Task requirements >> Without the pictures, write out all the lines below exactly as they appear.
---*---
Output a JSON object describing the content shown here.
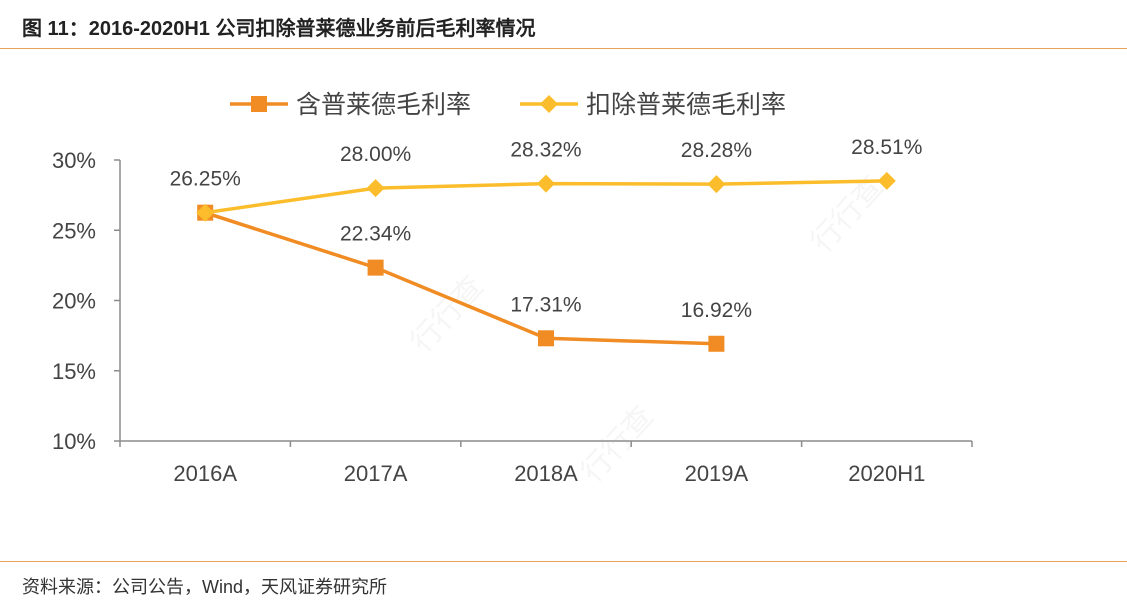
{
  "figure": {
    "title": "图 11：2016-2020H1 公司扣除普莱德业务前后毛利率情况",
    "source": "资料来源：公司公告，Wind，天风证券研究所"
  },
  "watermark": {
    "text": "行行查"
  },
  "chart_data": {
    "type": "line",
    "title": "",
    "xlabel": "",
    "ylabel": "",
    "categories": [
      "2016A",
      "2017A",
      "2018A",
      "2019A",
      "2020H1"
    ],
    "y_ticks": [
      "10%",
      "15%",
      "20%",
      "25%",
      "30%"
    ],
    "ylim": [
      0.1,
      0.3
    ],
    "grid": false,
    "legend_position": "top-center",
    "series": [
      {
        "name": "含普莱德毛利率",
        "color": "#f08c23",
        "marker": "square",
        "values": [
          0.2625,
          0.2234,
          0.1731,
          0.1692,
          null
        ],
        "labels": [
          "",
          "22.34%",
          "17.31%",
          "16.92%",
          ""
        ]
      },
      {
        "name": "扣除普莱德毛利率",
        "color": "#fbbd2b",
        "marker": "diamond",
        "values": [
          0.2625,
          0.28,
          0.2832,
          0.2828,
          0.2851
        ],
        "labels": [
          "26.25%",
          "28.00%",
          "28.32%",
          "28.28%",
          "28.51%"
        ]
      }
    ]
  }
}
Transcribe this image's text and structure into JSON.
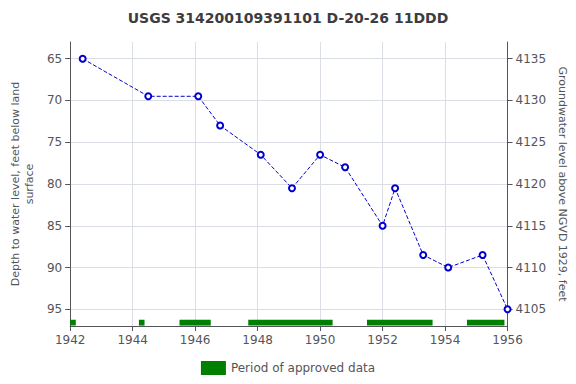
{
  "chart_data": {
    "type": "line",
    "title": "USGS 314200109391101 D-20-26 11DDD",
    "x": [
      1942.4,
      1944.5,
      1946.1,
      1946.8,
      1948.1,
      1949.1,
      1950.0,
      1950.8,
      1952.0,
      1952.4,
      1953.3,
      1954.1,
      1955.2,
      1956.0
    ],
    "values": [
      65.0,
      69.5,
      69.5,
      73.0,
      76.5,
      80.5,
      76.5,
      78.0,
      85.0,
      80.5,
      88.5,
      90.0,
      88.5,
      95.0
    ],
    "color": "#0000CC",
    "marker": "circle",
    "line_style": "dashed",
    "xlim": [
      1942,
      1956
    ],
    "xticks": [
      1942,
      1944,
      1946,
      1948,
      1950,
      1952,
      1954,
      1956
    ],
    "ylim": [
      97,
      63
    ],
    "yticks": [
      65,
      70,
      75,
      80,
      85,
      90,
      95
    ],
    "y2lim": [
      4103,
      4137
    ],
    "y2ticks": [
      4135,
      4130,
      4125,
      4120,
      4115,
      4110,
      4105
    ],
    "ylabel": "Depth to water level, feet below land\nsurface",
    "y2label": "Groundwater level above NGVD 1929, feet",
    "grid": true,
    "legend": "bottom",
    "approved_periods": {
      "name": "Period of approved data",
      "color": "#008000",
      "x": [
        1942.0,
        1944.2,
        1945.5,
        1947.7,
        1951.5,
        1954.7
      ],
      "width": [
        0.18,
        0.18,
        1.0,
        2.7,
        2.1,
        1.2
      ]
    }
  }
}
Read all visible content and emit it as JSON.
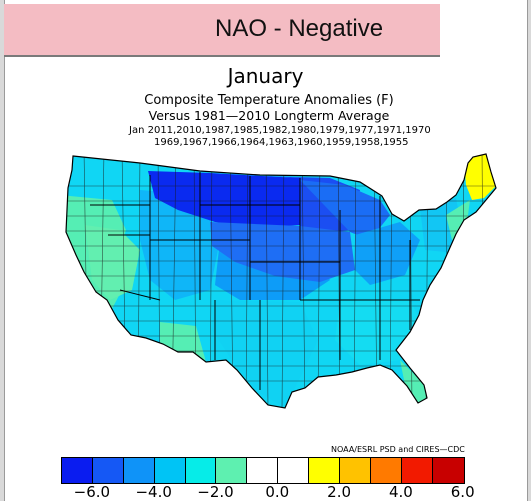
{
  "banner": {
    "title": "NAO - Negative"
  },
  "header": {
    "month": "January",
    "subtitle_line1": "Composite Temperature Anomalies (F)",
    "subtitle_line2": "Versus 1981—2010 Longterm Average",
    "years_line1": "Jan  2011,2010,1987,1985,1982,1980,1979,1977,1971,1970",
    "years_line2": "1969,1967,1966,1964,1963,1960,1959,1958,1955"
  },
  "credit": "NOAA/ESRL PSD and CIRES—CDC",
  "legend": {
    "colors": [
      "#0a1cf0",
      "#1558f5",
      "#0f93f8",
      "#00c4f5",
      "#06ece8",
      "#5ef0b0",
      "#ffffff",
      "#ffffff",
      "#ffff00",
      "#ffc200",
      "#ff7a00",
      "#f21a00",
      "#c80000"
    ],
    "ticks": [
      "−6.0",
      "−4.0",
      "−2.0",
      "0.0",
      "2.0",
      "4.0",
      "6.0"
    ]
  },
  "map": {
    "region": "Contiguous United States climate divisions",
    "dominant_anomaly_colors": {
      "northern_plains": "#1b3cf0",
      "central_plains": "#1e6ef5",
      "interior": "#0fa6f8",
      "south_and_east": "#10d6f4",
      "west_coast_and_southwest": "#55eeb4",
      "new_england_north": "#ffff00"
    }
  }
}
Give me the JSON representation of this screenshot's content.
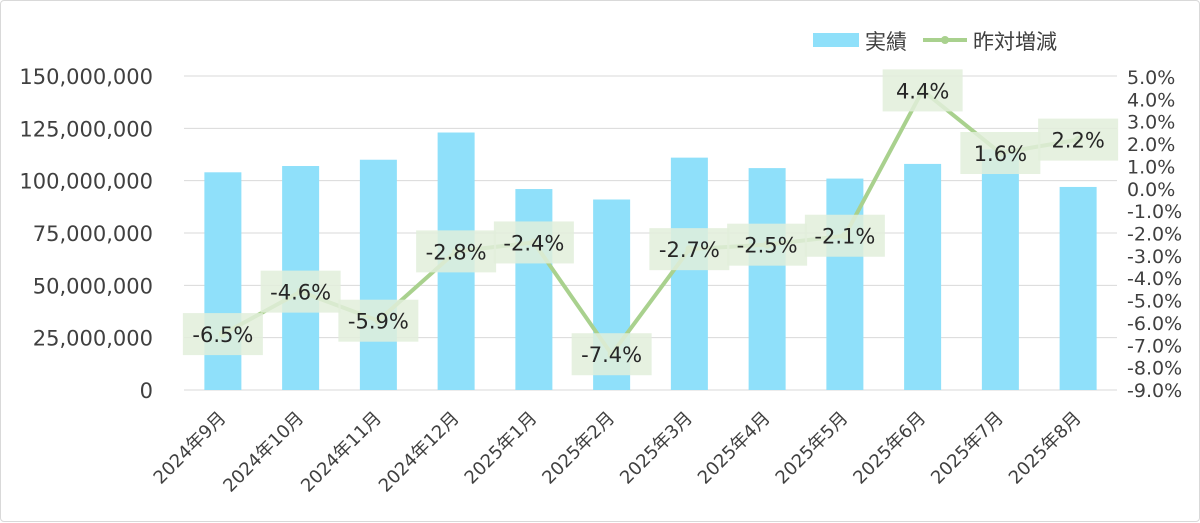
{
  "chart_data": {
    "type": "bar+line",
    "title": "",
    "categories": [
      "2024年9月",
      "2024年10月",
      "2024年11月",
      "2024年12月",
      "2025年1月",
      "2025年2月",
      "2025年3月",
      "2025年4月",
      "2025年5月",
      "2025年6月",
      "2025年7月",
      "2025年8月"
    ],
    "series": [
      {
        "name": "実績",
        "type": "bar",
        "axis": "left",
        "color": "#8fe0fa",
        "values": [
          104000000,
          107000000,
          110000000,
          123000000,
          96000000,
          91000000,
          111000000,
          106000000,
          101000000,
          108000000,
          115000000,
          97000000
        ]
      },
      {
        "name": "昨対増減",
        "type": "line",
        "axis": "right",
        "color": "#a9d18e",
        "values": [
          -6.5,
          -4.6,
          -5.9,
          -2.8,
          -2.4,
          -7.4,
          -2.7,
          -2.5,
          -2.1,
          4.4,
          1.6,
          2.2
        ],
        "labels": [
          "-6.5%",
          "-4.6%",
          "-5.9%",
          "-2.8%",
          "-2.4%",
          "-7.4%",
          "-2.7%",
          "-2.5%",
          "-2.1%",
          "4.4%",
          "1.6%",
          "2.2%"
        ]
      }
    ],
    "y_left": {
      "min": 0,
      "max": 150000000,
      "ticks": [
        0,
        25000000,
        50000000,
        75000000,
        100000000,
        125000000,
        150000000
      ],
      "tick_labels": [
        "0",
        "25,000,000",
        "50,000,000",
        "75,000,000",
        "100,000,000",
        "125,000,000",
        "150,000,000"
      ]
    },
    "y_right": {
      "min": -9.0,
      "max": 5.0,
      "ticks": [
        5,
        4,
        3,
        2,
        1,
        0,
        -1,
        -2,
        -3,
        -4,
        -5,
        -6,
        -7,
        -8,
        -9
      ],
      "tick_labels": [
        "5.0%",
        "4.0%",
        "3.0%",
        "2.0%",
        "1.0%",
        "0.0%",
        "-1.0%",
        "-2.0%",
        "-3.0%",
        "-4.0%",
        "-5.0%",
        "-6.0%",
        "-7.0%",
        "-8.0%",
        "-9.0%"
      ]
    },
    "grid": true,
    "legend": "top-right",
    "label_box_color": "#e2efda"
  }
}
---*---
Solved problem >>
Output a JSON object describing the content shown here.
{
  "figure": {
    "title": "图 11：2016-2020H1 公司扣除普莱德业务前后毛利率情况",
    "source": "资料来源：公司公告，Wind，天风证券研究所"
  },
  "watermark": {
    "text": "行行查"
  },
  "chart_data": {
    "type": "line",
    "title": "",
    "xlabel": "",
    "ylabel": "",
    "categories": [
      "2016A",
      "2017A",
      "2018A",
      "2019A",
      "2020H1"
    ],
    "y_ticks": [
      "10%",
      "15%",
      "20%",
      "25%",
      "30%"
    ],
    "ylim": [
      0.1,
      0.3
    ],
    "grid": false,
    "legend_position": "top-center",
    "series": [
      {
        "name": "含普莱德毛利率",
        "color": "#f08c23",
        "marker": "square",
        "values": [
          0.2625,
          0.2234,
          0.1731,
          0.1692,
          null
        ],
        "labels": [
          "",
          "22.34%",
          "17.31%",
          "16.92%",
          ""
        ]
      },
      {
        "name": "扣除普莱德毛利率",
        "color": "#fbbd2b",
        "marker": "diamond",
        "values": [
          0.2625,
          0.28,
          0.2832,
          0.2828,
          0.2851
        ],
        "labels": [
          "26.25%",
          "28.00%",
          "28.32%",
          "28.28%",
          "28.51%"
        ]
      }
    ]
  }
}
Transcribe this image's text and structure into JSON.
{
  "chart_data": {
    "type": "line",
    "title": "USGS 314200109391101 D-20-26 11DDD",
    "x": [
      1942.4,
      1944.5,
      1946.1,
      1946.8,
      1948.1,
      1949.1,
      1950.0,
      1950.8,
      1952.0,
      1952.4,
      1953.3,
      1954.1,
      1955.2,
      1956.0
    ],
    "values": [
      65.0,
      69.5,
      69.5,
      73.0,
      76.5,
      80.5,
      76.5,
      78.0,
      85.0,
      80.5,
      88.5,
      90.0,
      88.5,
      95.0
    ],
    "color": "#0000CC",
    "marker": "circle",
    "line_style": "dashed",
    "xlim": [
      1942,
      1956
    ],
    "xticks": [
      1942,
      1944,
      1946,
      1948,
      1950,
      1952,
      1954,
      1956
    ],
    "ylim": [
      97,
      63
    ],
    "yticks": [
      65,
      70,
      75,
      80,
      85,
      90,
      95
    ],
    "y2lim": [
      4103,
      4137
    ],
    "y2ticks": [
      4135,
      4130,
      4125,
      4120,
      4115,
      4110,
      4105
    ],
    "ylabel": "Depth to water level, feet below land\nsurface",
    "y2label": "Groundwater level above NGVD 1929, feet",
    "grid": true,
    "legend": "bottom",
    "approved_periods": {
      "name": "Period of approved data",
      "color": "#008000",
      "x": [
        1942.0,
        1944.2,
        1945.5,
        1947.7,
        1951.5,
        1954.7
      ],
      "width": [
        0.18,
        0.18,
        1.0,
        2.7,
        2.1,
        1.2
      ]
    }
  }
}
Read all visible content and emit it as JSON.
{
  "banner": {
    "title": "NAO - Negative"
  },
  "header": {
    "month": "January",
    "subtitle_line1": "Composite Temperature Anomalies (F)",
    "subtitle_line2": "Versus 1981—2010 Longterm Average",
    "years_line1": "Jan  2011,2010,1987,1985,1982,1980,1979,1977,1971,1970",
    "years_line2": "1969,1967,1966,1964,1963,1960,1959,1958,1955"
  },
  "credit": "NOAA/ESRL PSD and CIRES—CDC",
  "legend": {
    "colors": [
      "#0a1cf0",
      "#1558f5",
      "#0f93f8",
      "#00c4f5",
      "#06ece8",
      "#5ef0b0",
      "#ffffff",
      "#ffffff",
      "#ffff00",
      "#ffc200",
      "#ff7a00",
      "#f21a00",
      "#c80000"
    ],
    "ticks": [
      "−6.0",
      "−4.0",
      "−2.0",
      "0.0",
      "2.0",
      "4.0",
      "6.0"
    ]
  },
  "map": {
    "region": "Contiguous United States climate divisions",
    "dominant_anomaly_colors": {
      "northern_plains": "#1b3cf0",
      "central_plains": "#1e6ef5",
      "interior": "#0fa6f8",
      "south_and_east": "#10d6f4",
      "west_coast_and_southwest": "#55eeb4",
      "new_england_north": "#ffff00"
    }
  }
}
Give me the JSON representation of this screenshot's content.
{
  "chart_data": {
    "type": "bar+line",
    "title": "",
    "categories": [
      "2024年9月",
      "2024年10月",
      "2024年11月",
      "2024年12月",
      "2025年1月",
      "2025年2月",
      "2025年3月",
      "2025年4月",
      "2025年5月",
      "2025年6月",
      "2025年7月",
      "2025年8月"
    ],
    "series": [
      {
        "name": "実績",
        "type": "bar",
        "axis": "left",
        "color": "#8fe0fa",
        "values": [
          104000000,
          107000000,
          110000000,
          123000000,
          96000000,
          91000000,
          111000000,
          106000000,
          101000000,
          108000000,
          115000000,
          97000000
        ]
      },
      {
        "name": "昨対増減",
        "type": "line",
        "axis": "right",
        "color": "#a9d18e",
        "values": [
          -6.5,
          -4.6,
          -5.9,
          -2.8,
          -2.4,
          -7.4,
          -2.7,
          -2.5,
          -2.1,
          4.4,
          1.6,
          2.2
        ],
        "labels": [
          "-6.5%",
          "-4.6%",
          "-5.9%",
          "-2.8%",
          "-2.4%",
          "-7.4%",
          "-2.7%",
          "-2.5%",
          "-2.1%",
          "4.4%",
          "1.6%",
          "2.2%"
        ]
      }
    ],
    "y_left": {
      "min": 0,
      "max": 150000000,
      "ticks": [
        0,
        25000000,
        50000000,
        75000000,
        100000000,
        125000000,
        150000000
      ],
      "tick_labels": [
        "0",
        "25,000,000",
        "50,000,000",
        "75,000,000",
        "100,000,000",
        "125,000,000",
        "150,000,000"
      ]
    },
    "y_right": {
      "min": -9.0,
      "max": 5.0,
      "ticks": [
        5,
        4,
        3,
        2,
        1,
        0,
        -1,
        -2,
        -3,
        -4,
        -5,
        -6,
        -7,
        -8,
        -9
      ],
      "tick_labels": [
        "5.0%",
        "4.0%",
        "3.0%",
        "2.0%",
        "1.0%",
        "0.0%",
        "-1.0%",
        "-2.0%",
        "-3.0%",
        "-4.0%",
        "-5.0%",
        "-6.0%",
        "-7.0%",
        "-8.0%",
        "-9.0%"
      ]
    },
    "grid": true,
    "legend": "top-right",
    "label_box_color": "#e2efda"
  }
}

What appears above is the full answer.